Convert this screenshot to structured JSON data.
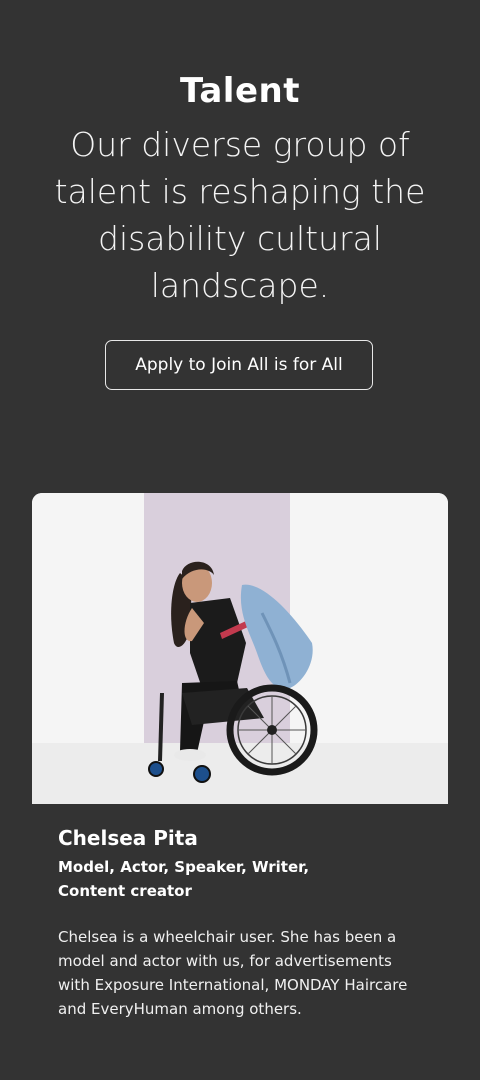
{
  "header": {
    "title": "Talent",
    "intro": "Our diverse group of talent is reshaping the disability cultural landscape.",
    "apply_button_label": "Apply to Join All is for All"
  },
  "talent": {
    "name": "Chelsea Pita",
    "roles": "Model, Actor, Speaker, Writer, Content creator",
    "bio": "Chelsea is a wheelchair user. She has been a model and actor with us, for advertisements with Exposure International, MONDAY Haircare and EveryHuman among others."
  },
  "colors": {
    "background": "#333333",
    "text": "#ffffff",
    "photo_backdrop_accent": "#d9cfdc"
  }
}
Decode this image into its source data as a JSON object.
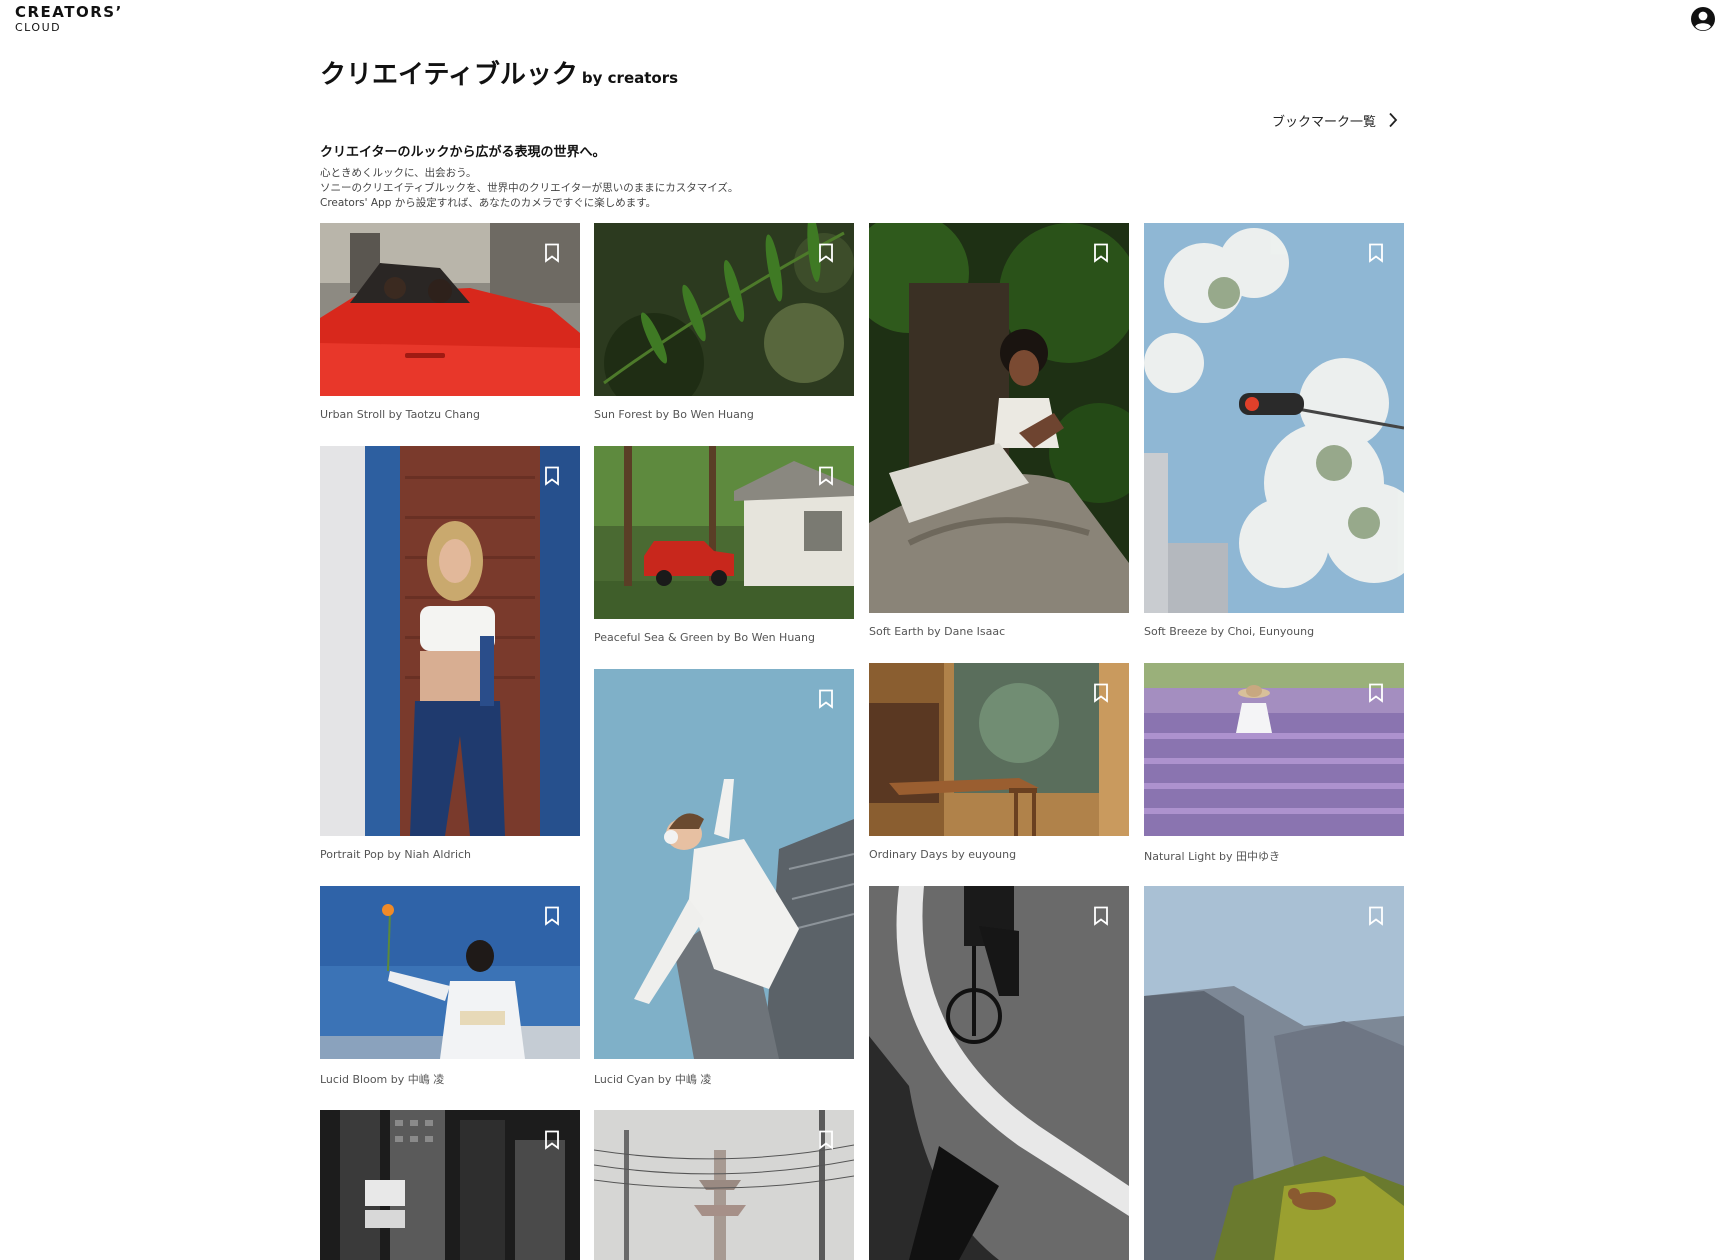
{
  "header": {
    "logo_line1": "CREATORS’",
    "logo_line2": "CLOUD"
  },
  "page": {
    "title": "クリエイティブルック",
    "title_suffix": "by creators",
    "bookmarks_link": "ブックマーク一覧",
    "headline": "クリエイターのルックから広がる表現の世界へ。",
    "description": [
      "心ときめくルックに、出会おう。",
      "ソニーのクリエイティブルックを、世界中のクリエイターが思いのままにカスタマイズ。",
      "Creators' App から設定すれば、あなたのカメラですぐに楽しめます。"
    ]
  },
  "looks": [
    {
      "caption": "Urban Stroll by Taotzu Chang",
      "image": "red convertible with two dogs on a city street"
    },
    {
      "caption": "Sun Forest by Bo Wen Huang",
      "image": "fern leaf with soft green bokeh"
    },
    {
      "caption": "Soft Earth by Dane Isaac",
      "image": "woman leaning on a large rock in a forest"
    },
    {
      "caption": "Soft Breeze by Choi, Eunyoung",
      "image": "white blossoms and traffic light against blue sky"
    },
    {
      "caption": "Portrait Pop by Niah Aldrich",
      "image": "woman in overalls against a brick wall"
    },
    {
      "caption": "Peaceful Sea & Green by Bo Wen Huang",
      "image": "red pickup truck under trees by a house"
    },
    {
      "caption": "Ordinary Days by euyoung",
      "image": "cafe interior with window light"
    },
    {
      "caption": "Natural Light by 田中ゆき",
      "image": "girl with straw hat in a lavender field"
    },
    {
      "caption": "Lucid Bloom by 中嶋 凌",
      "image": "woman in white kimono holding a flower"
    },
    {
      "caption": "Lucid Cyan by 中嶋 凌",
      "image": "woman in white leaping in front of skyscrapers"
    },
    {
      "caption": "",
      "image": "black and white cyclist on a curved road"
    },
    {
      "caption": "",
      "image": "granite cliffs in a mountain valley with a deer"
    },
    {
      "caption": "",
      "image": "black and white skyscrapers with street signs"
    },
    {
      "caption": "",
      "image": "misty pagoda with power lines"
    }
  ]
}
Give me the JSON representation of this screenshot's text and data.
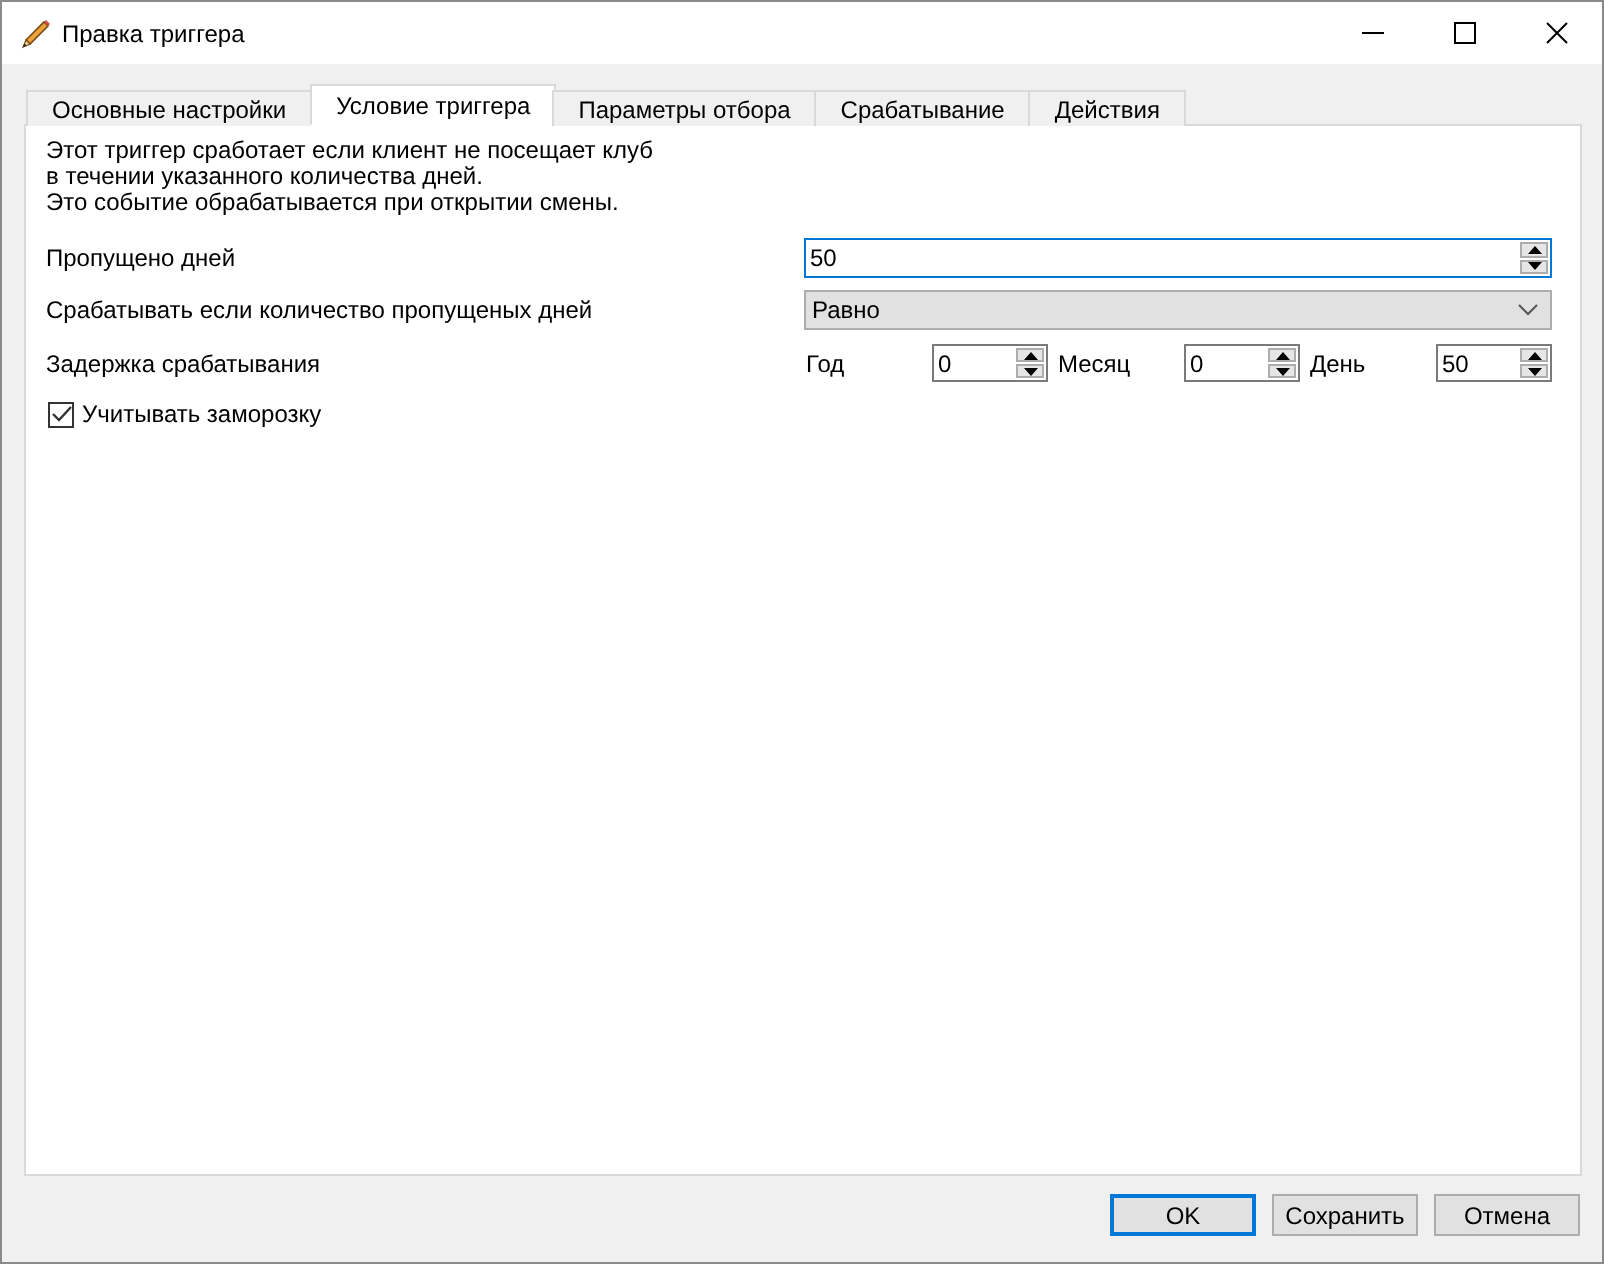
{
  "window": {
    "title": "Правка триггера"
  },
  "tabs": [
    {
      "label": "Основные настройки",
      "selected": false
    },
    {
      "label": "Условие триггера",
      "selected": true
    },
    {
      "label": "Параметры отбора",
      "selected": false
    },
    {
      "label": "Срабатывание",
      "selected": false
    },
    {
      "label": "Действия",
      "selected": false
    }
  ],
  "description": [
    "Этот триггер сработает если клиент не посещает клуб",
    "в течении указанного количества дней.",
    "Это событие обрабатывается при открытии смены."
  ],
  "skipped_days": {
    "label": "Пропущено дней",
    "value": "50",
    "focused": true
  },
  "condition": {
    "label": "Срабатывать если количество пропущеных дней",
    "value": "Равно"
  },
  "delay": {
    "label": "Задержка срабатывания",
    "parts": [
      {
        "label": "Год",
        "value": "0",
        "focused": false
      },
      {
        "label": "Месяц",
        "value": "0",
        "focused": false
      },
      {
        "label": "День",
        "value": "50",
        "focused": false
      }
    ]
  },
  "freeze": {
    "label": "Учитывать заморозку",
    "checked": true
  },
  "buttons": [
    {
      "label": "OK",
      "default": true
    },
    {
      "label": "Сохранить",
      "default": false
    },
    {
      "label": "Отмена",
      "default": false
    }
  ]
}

* **Goal**: In the records above, find each line holding "woman" and copy it.

* **Exercise answer**:
      "image": "woman leaning on a large rock in a forest"
      "image": "woman in overalls against a brick wall"
      "image": "woman in white kimono holding a flower"
      "image": "woman in white leaping in front of skyscrapers"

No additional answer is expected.